Begin Data shown

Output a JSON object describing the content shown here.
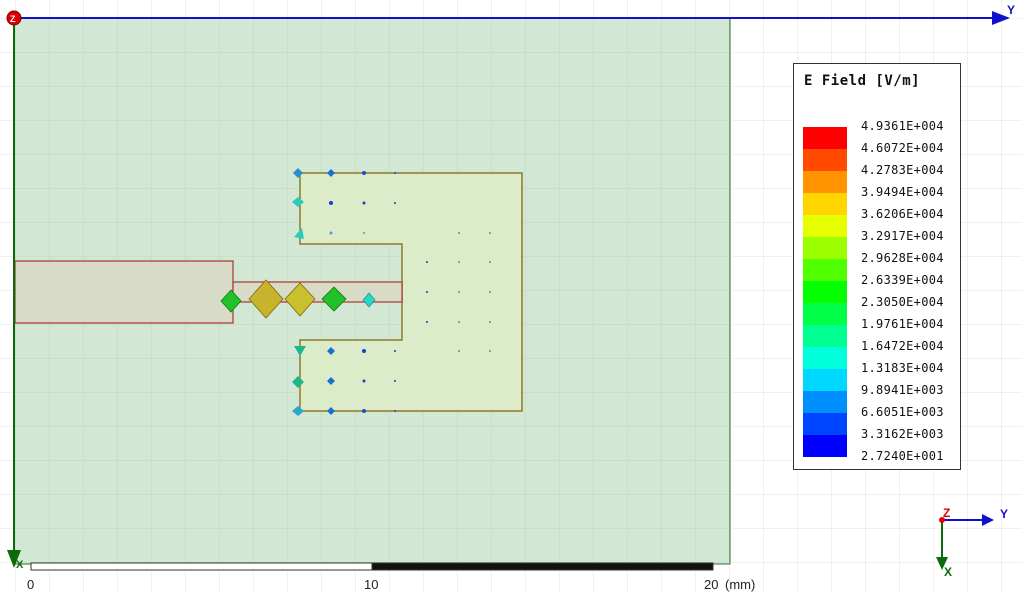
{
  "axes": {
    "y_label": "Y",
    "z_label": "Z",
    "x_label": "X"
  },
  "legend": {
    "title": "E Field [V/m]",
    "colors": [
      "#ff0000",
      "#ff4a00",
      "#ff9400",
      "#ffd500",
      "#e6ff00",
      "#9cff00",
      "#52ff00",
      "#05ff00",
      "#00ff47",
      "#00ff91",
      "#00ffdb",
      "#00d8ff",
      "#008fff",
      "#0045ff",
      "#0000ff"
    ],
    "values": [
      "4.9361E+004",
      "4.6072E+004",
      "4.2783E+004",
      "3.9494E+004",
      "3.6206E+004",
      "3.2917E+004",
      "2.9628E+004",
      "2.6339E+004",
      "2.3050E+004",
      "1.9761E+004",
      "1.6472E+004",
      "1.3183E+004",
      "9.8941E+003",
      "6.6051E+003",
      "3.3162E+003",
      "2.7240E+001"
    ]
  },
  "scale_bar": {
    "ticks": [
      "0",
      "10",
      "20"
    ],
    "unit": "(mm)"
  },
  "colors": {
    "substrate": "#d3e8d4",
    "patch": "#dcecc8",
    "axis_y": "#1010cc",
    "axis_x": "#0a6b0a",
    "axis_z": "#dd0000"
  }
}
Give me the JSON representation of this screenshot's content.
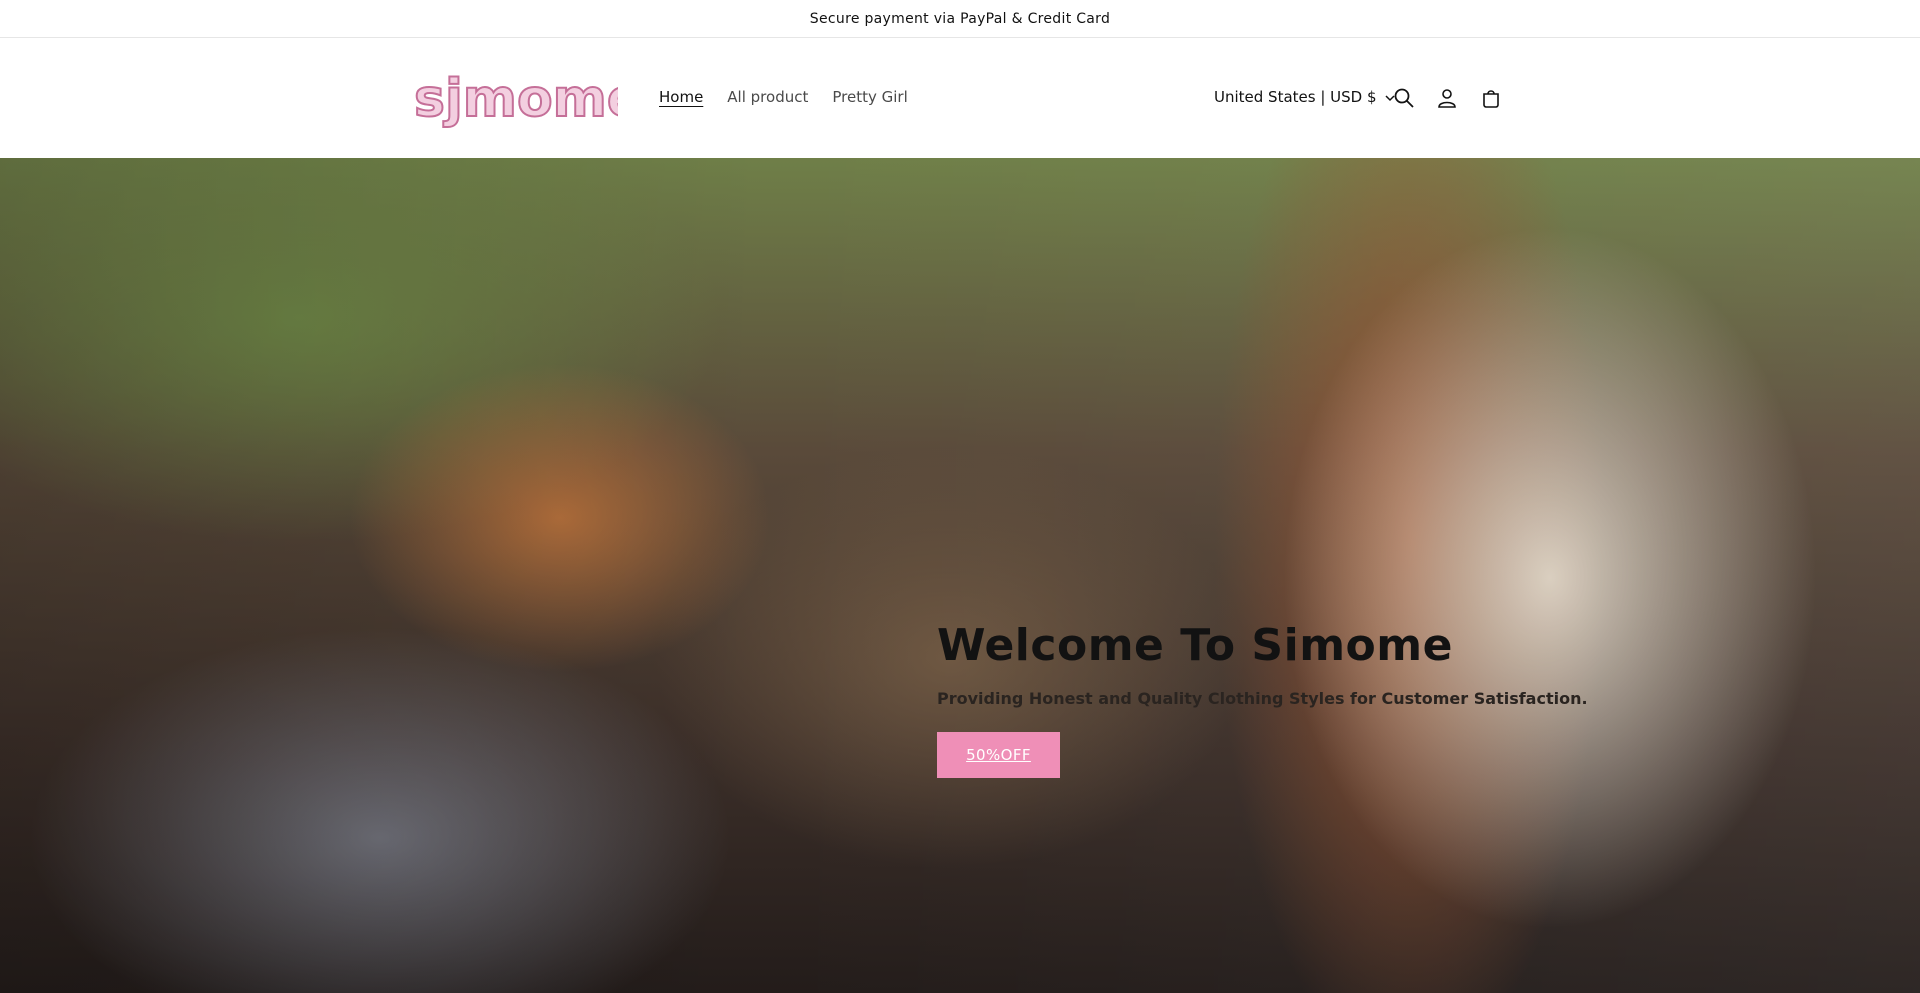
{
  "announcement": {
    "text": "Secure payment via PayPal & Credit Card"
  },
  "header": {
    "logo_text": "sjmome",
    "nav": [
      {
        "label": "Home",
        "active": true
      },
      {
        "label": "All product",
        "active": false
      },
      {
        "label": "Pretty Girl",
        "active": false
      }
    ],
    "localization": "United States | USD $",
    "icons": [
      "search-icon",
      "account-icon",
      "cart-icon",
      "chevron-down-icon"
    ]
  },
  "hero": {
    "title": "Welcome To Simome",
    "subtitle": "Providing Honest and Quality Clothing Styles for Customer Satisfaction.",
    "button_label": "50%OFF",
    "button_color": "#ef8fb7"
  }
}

End Data shown

Repeat all of the records verbatim, leaving out the pictures.

◆ **Problem solution**
Output a JSON object describing the content shown here.
{
  "axes": {
    "y_label": "Y",
    "z_label": "Z",
    "x_label": "X"
  },
  "legend": {
    "title": "E Field [V/m]",
    "colors": [
      "#ff0000",
      "#ff4a00",
      "#ff9400",
      "#ffd500",
      "#e6ff00",
      "#9cff00",
      "#52ff00",
      "#05ff00",
      "#00ff47",
      "#00ff91",
      "#00ffdb",
      "#00d8ff",
      "#008fff",
      "#0045ff",
      "#0000ff"
    ],
    "values": [
      "4.9361E+004",
      "4.6072E+004",
      "4.2783E+004",
      "3.9494E+004",
      "3.6206E+004",
      "3.2917E+004",
      "2.9628E+004",
      "2.6339E+004",
      "2.3050E+004",
      "1.9761E+004",
      "1.6472E+004",
      "1.3183E+004",
      "9.8941E+003",
      "6.6051E+003",
      "3.3162E+003",
      "2.7240E+001"
    ]
  },
  "scale_bar": {
    "ticks": [
      "0",
      "10",
      "20"
    ],
    "unit": "(mm)"
  },
  "colors": {
    "substrate": "#d3e8d4",
    "patch": "#dcecc8",
    "axis_y": "#1010cc",
    "axis_x": "#0a6b0a",
    "axis_z": "#dd0000"
  }
}
Give me the JSON representation of this screenshot's content.
{
  "announcement": {
    "text": "Secure payment via PayPal & Credit Card"
  },
  "header": {
    "logo_text": "sjmome",
    "nav": [
      {
        "label": "Home",
        "active": true
      },
      {
        "label": "All product",
        "active": false
      },
      {
        "label": "Pretty Girl",
        "active": false
      }
    ],
    "localization": "United States | USD $",
    "icons": [
      "search-icon",
      "account-icon",
      "cart-icon",
      "chevron-down-icon"
    ]
  },
  "hero": {
    "title": "Welcome To Simome",
    "subtitle": "Providing Honest and Quality Clothing Styles for Customer Satisfaction.",
    "button_label": "50%OFF",
    "button_color": "#ef8fb7"
  }
}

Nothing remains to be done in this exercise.